--- Start DATA ---
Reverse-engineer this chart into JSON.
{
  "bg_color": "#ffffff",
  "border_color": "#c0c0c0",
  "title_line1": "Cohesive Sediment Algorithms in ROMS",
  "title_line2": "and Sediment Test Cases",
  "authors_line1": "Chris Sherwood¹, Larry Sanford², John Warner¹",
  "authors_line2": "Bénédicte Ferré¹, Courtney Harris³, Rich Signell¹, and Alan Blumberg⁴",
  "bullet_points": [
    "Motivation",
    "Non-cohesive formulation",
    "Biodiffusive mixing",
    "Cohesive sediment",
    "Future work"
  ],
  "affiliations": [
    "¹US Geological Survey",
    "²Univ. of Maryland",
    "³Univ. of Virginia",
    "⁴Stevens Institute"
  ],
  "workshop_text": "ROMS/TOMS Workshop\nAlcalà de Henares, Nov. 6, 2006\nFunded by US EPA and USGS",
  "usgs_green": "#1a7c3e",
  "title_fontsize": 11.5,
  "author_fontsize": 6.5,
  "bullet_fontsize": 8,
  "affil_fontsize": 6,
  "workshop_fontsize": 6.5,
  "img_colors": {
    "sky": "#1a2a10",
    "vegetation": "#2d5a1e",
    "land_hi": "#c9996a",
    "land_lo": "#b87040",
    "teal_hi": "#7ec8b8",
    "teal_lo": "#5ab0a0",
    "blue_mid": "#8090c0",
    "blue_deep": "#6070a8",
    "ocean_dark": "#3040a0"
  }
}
--- End DATA ---
AIM:
Go through the listing above and return every line where the word "ROMS" occurs.

TASK ANSWER:
  "title_line1": "Cohesive Sediment Algorithms in ROMS",
  "workshop_text": "ROMS/TOMS Workshop\nAlcalà de Henares, Nov. 6, 2006\nFunded by US EPA and USGS",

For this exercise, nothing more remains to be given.